Exercise goal:
Return only these lines: the one that contains "Type out the text in this image." and every line after it through the end of the listing, exactly, without pictures.
--- START Extracted entries ---
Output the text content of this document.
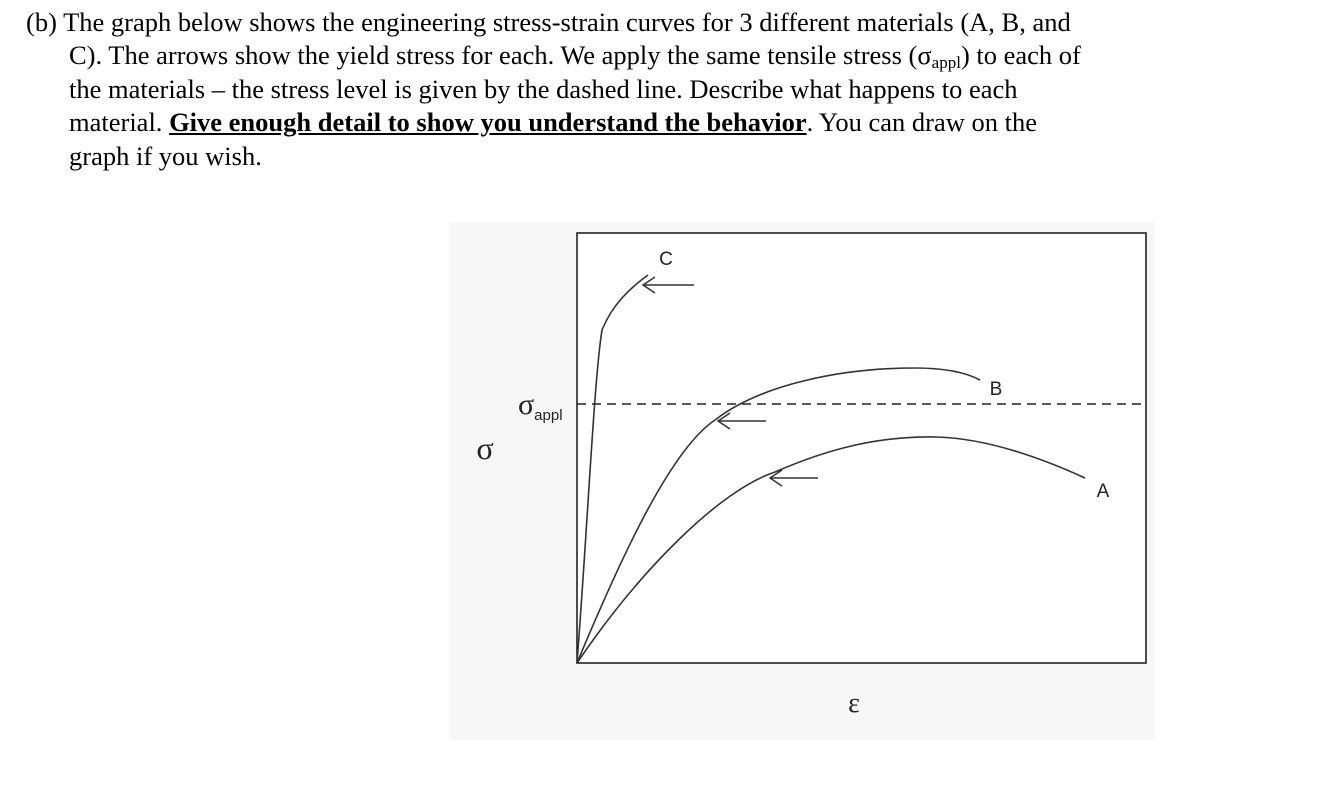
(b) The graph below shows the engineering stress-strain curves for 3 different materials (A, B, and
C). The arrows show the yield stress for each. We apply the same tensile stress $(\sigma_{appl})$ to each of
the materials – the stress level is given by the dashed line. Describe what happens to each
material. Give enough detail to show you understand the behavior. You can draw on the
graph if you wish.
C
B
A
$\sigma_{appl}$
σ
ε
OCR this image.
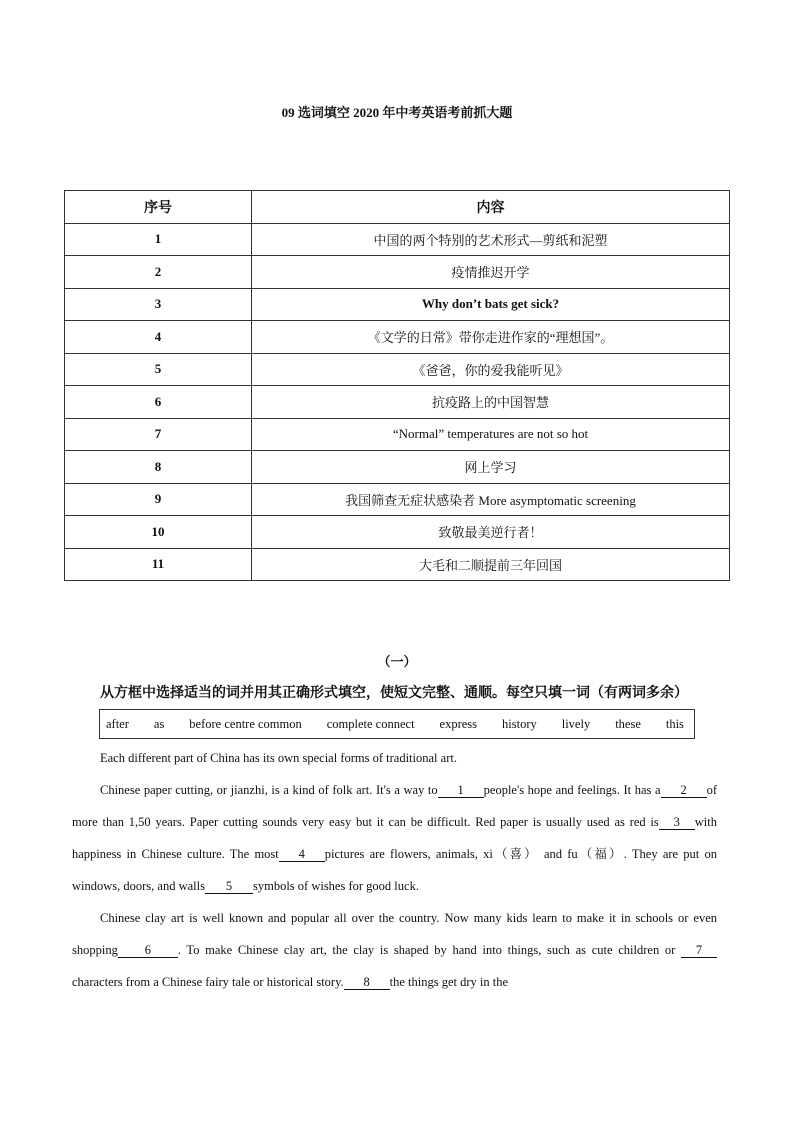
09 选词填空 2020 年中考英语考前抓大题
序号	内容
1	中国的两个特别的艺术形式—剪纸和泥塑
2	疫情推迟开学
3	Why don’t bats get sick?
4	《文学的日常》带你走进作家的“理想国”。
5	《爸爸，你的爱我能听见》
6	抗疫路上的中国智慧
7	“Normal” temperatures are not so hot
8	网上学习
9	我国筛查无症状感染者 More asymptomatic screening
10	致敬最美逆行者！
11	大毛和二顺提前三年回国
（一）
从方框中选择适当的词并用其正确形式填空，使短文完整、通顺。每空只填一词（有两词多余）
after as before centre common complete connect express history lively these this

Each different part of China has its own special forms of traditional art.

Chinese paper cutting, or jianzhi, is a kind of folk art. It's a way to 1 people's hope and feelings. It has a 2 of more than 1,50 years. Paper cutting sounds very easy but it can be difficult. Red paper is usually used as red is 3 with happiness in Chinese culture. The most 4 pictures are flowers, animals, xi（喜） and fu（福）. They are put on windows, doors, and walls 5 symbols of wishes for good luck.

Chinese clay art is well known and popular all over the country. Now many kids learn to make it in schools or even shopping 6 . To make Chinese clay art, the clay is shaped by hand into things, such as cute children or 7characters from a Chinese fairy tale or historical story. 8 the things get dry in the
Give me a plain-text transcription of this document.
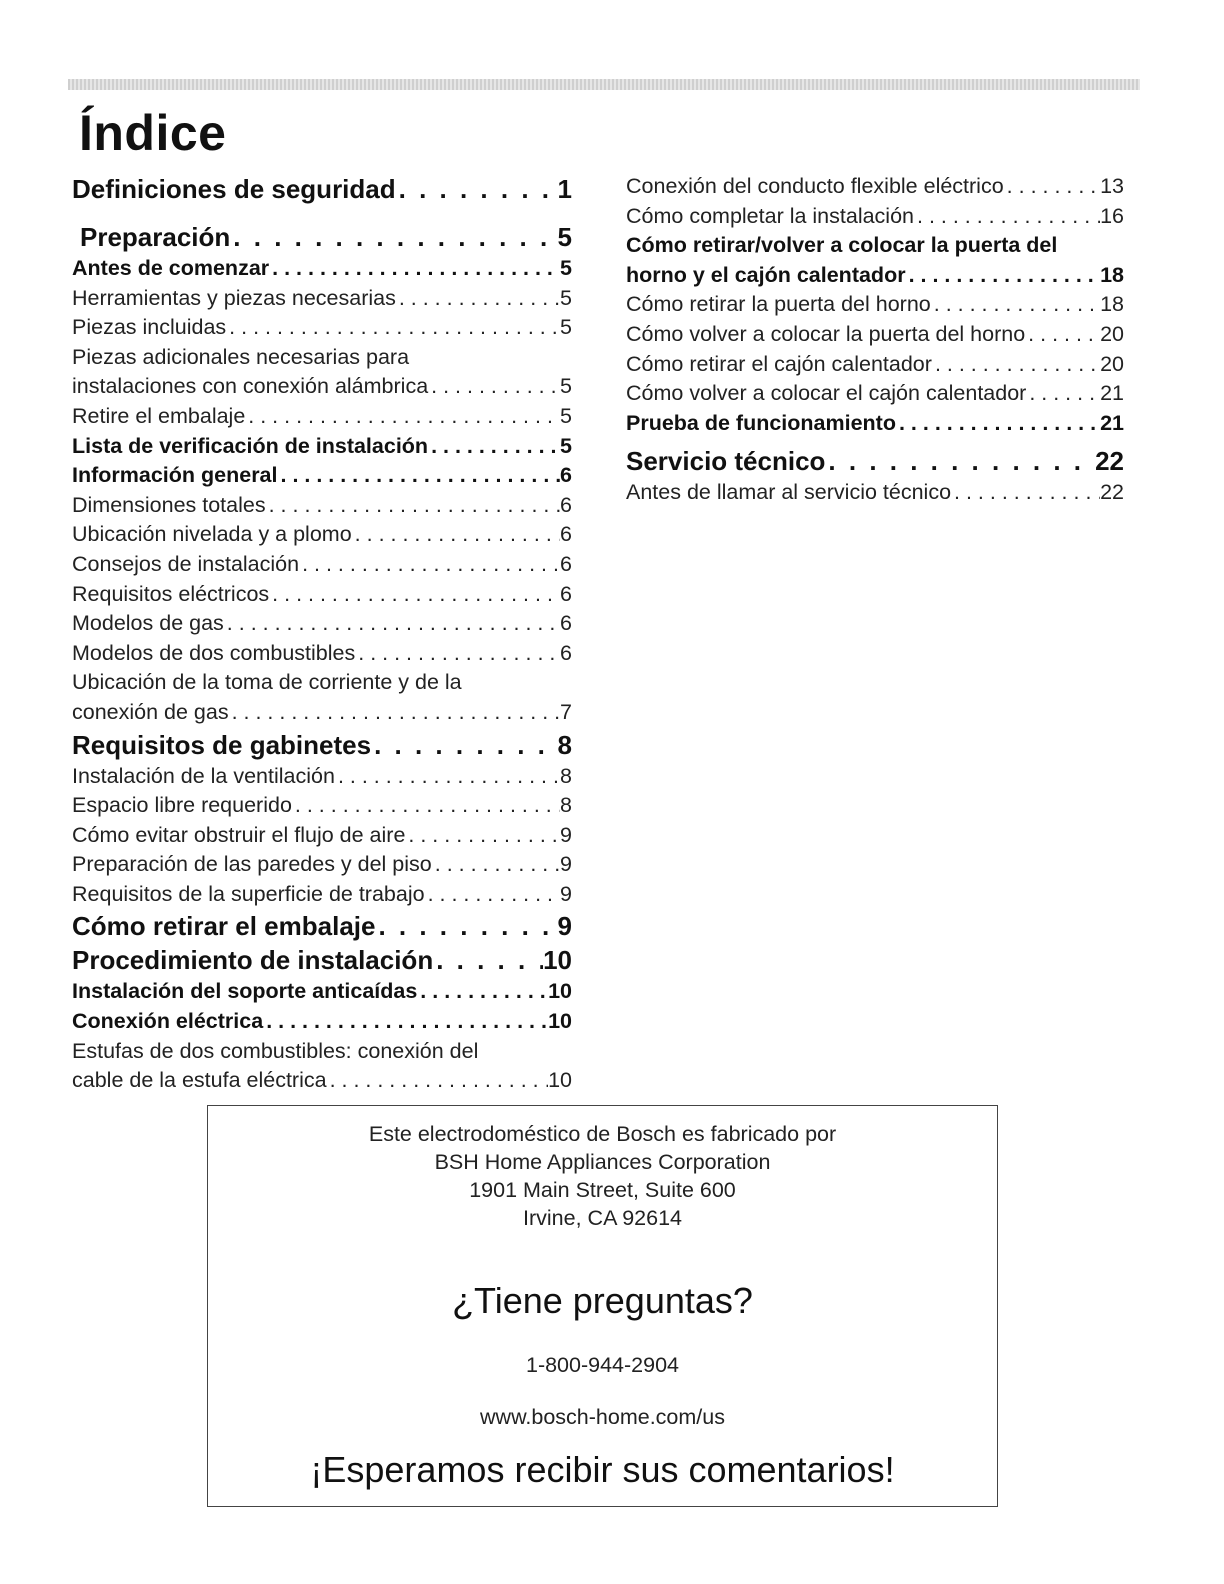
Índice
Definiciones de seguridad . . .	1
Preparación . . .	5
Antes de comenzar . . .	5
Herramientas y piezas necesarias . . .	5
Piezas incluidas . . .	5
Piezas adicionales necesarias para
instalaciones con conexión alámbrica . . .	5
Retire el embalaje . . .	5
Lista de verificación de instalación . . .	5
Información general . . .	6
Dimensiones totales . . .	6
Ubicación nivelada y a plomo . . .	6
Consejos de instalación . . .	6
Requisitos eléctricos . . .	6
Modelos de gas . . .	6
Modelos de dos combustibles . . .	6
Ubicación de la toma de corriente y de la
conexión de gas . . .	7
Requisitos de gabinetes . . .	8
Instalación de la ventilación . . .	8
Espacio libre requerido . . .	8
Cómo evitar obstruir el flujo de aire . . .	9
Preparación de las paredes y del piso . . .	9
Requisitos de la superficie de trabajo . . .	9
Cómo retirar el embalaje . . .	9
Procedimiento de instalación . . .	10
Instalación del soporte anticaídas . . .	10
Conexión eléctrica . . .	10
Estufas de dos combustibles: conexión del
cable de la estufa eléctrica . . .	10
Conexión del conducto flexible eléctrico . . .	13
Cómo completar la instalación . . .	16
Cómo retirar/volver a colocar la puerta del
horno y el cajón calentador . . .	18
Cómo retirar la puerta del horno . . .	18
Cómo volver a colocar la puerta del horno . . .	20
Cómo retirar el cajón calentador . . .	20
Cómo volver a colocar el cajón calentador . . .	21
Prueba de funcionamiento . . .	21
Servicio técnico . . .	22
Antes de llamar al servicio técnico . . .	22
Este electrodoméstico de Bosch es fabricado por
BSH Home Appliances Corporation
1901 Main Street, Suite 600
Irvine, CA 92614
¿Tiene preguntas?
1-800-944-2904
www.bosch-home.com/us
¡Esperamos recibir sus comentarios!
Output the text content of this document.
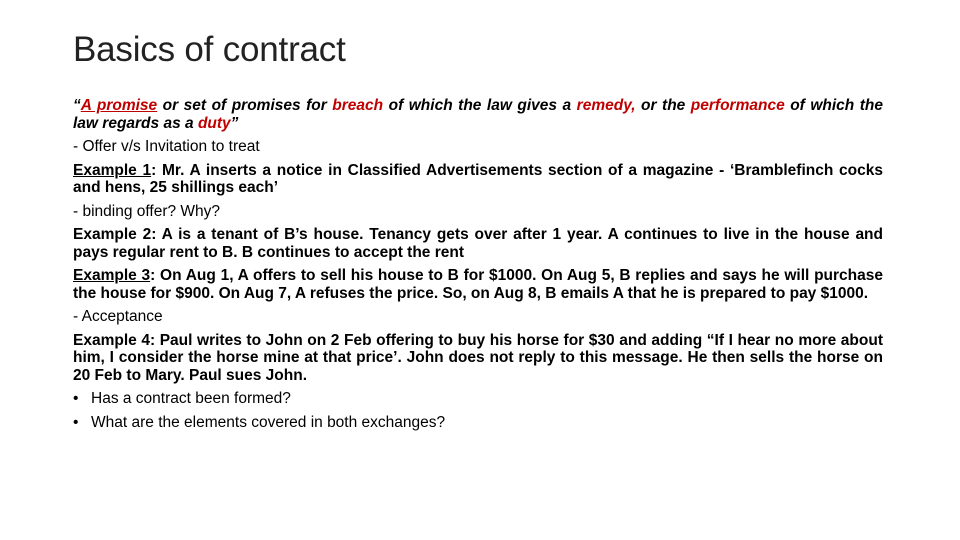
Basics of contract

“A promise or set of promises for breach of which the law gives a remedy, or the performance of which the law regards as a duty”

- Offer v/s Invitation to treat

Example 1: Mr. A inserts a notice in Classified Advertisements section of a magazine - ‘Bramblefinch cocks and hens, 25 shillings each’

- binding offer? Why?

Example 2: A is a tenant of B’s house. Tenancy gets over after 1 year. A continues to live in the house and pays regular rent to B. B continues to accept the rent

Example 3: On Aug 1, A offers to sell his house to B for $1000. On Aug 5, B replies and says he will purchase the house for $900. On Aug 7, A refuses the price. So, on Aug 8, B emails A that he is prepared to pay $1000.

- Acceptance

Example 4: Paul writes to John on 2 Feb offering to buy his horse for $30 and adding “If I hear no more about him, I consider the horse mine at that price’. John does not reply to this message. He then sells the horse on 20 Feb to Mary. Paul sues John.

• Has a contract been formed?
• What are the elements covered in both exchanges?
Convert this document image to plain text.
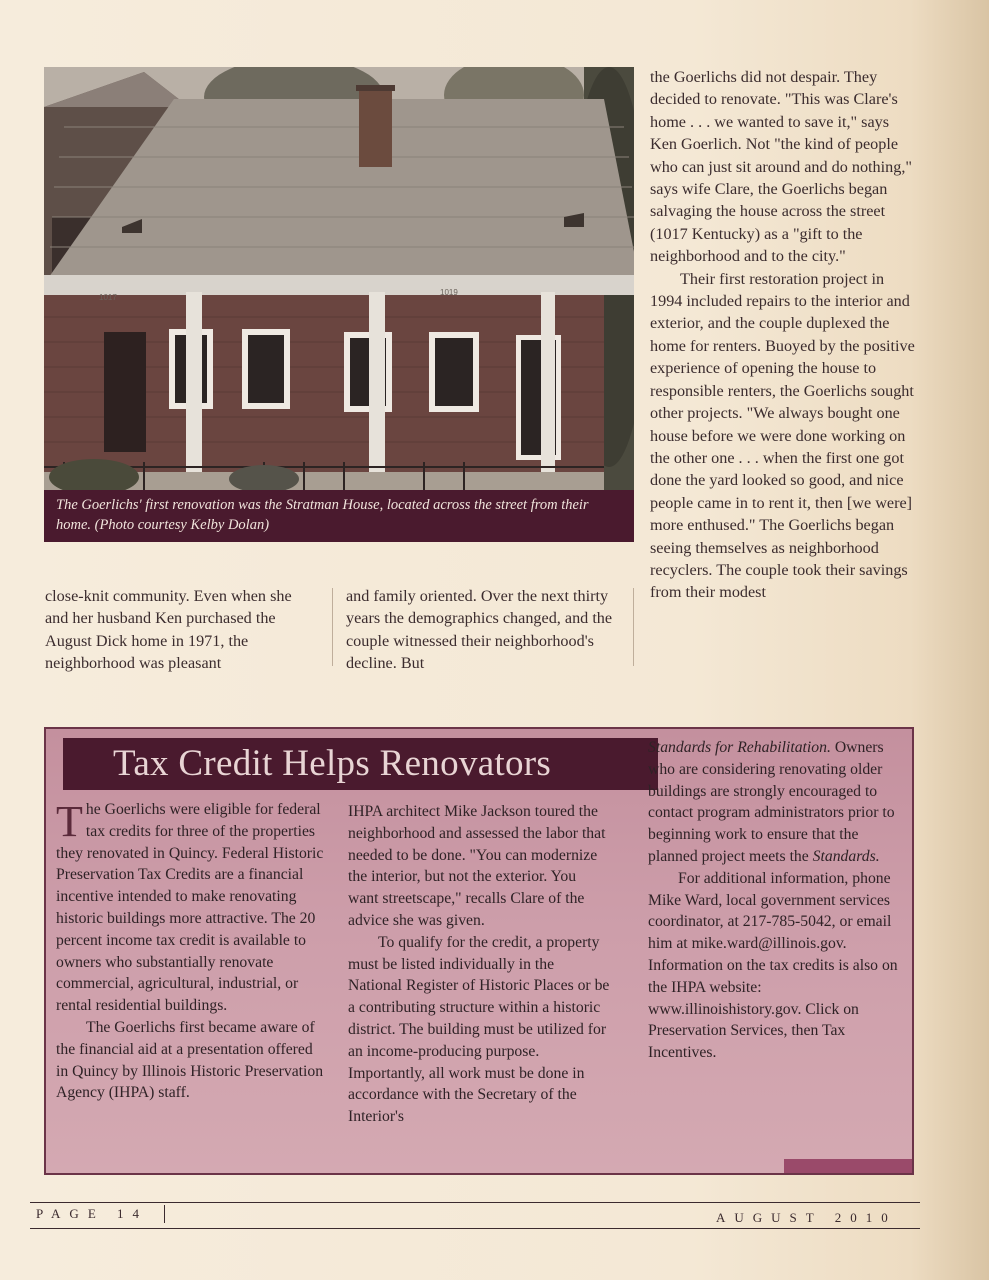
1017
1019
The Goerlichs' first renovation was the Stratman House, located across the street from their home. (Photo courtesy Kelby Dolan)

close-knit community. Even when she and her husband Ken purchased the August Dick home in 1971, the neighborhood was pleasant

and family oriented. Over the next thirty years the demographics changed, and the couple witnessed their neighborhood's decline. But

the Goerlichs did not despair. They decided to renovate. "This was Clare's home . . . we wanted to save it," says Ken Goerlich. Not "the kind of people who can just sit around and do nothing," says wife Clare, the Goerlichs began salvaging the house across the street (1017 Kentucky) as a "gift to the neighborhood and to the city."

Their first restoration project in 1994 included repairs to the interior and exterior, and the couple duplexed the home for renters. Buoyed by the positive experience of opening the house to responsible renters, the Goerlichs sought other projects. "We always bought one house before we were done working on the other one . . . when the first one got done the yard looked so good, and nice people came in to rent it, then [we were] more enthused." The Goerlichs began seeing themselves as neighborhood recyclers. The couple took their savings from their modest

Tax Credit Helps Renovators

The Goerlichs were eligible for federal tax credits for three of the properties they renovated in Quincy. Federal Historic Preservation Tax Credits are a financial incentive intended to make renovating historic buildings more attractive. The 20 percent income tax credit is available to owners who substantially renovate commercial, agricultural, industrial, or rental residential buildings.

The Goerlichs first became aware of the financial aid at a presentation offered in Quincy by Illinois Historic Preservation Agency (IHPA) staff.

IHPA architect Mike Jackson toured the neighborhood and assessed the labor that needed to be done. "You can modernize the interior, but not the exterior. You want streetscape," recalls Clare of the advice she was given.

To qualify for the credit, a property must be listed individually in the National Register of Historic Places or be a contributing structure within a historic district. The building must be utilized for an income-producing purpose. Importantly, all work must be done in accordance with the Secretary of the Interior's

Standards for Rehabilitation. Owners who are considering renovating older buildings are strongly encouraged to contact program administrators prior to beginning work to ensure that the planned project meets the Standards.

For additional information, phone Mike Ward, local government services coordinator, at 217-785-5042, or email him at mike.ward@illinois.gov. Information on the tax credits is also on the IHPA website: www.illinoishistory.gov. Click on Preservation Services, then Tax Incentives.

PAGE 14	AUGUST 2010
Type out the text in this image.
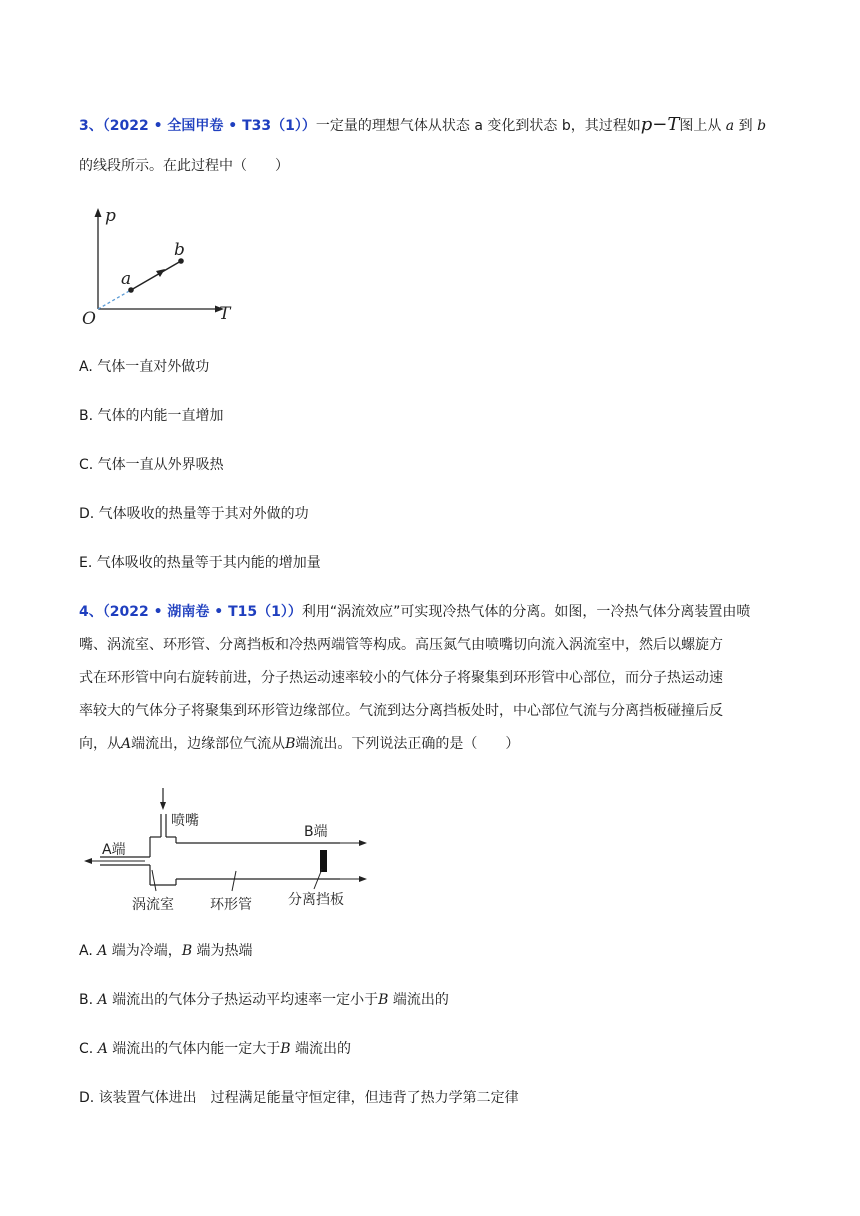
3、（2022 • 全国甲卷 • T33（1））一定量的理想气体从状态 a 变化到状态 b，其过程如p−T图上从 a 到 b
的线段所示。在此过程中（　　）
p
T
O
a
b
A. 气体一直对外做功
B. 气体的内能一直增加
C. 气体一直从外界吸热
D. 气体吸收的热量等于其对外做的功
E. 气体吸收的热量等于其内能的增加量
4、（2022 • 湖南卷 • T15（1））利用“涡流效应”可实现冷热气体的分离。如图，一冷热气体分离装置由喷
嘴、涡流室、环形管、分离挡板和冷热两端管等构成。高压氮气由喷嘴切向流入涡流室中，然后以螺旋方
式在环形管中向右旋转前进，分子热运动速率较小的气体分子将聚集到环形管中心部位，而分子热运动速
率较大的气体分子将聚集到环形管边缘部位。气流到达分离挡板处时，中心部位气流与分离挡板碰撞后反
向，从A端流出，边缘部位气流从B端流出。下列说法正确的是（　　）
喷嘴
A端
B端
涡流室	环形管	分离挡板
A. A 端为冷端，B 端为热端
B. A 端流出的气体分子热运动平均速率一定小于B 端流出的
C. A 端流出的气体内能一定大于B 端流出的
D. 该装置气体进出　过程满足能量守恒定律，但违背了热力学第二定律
--- END Extracted entries ---
Solution:
Type out the text in this image.
3、（2022 • 全国甲卷 • T33（1））一定量的理想气体从状态 a 变化到状态 b，其过程如p−T图上从 a 到 b
的线段所示。在此过程中（　　）
p
T
O
a
b
A. 气体一直对外做功
B. 气体的内能一直增加
C. 气体一直从外界吸热
D. 气体吸收的热量等于其对外做的功
E. 气体吸收的热量等于其内能的增加量
4、（2022 • 湖南卷 • T15（1））利用“涡流效应”可实现冷热气体的分离。如图，一冷热气体分离装置由喷
嘴、涡流室、环形管、分离挡板和冷热两端管等构成。高压氮气由喷嘴切向流入涡流室中，然后以螺旋方
式在环形管中向右旋转前进，分子热运动速率较小的气体分子将聚集到环形管中心部位，而分子热运动速
率较大的气体分子将聚集到环形管边缘部位。气流到达分离挡板处时，中心部位气流与分离挡板碰撞后反
向，从A端流出，边缘部位气流从B端流出。下列说法正确的是（　　）
喷嘴
A端
B端
涡流室	环形管	分离挡板
A. A 端为冷端，B 端为热端
B. A 端流出的气体分子热运动平均速率一定小于B 端流出的
C. A 端流出的气体内能一定大于B 端流出的
D. 该装置气体进出　过程满足能量守恒定律，但违背了热力学第二定律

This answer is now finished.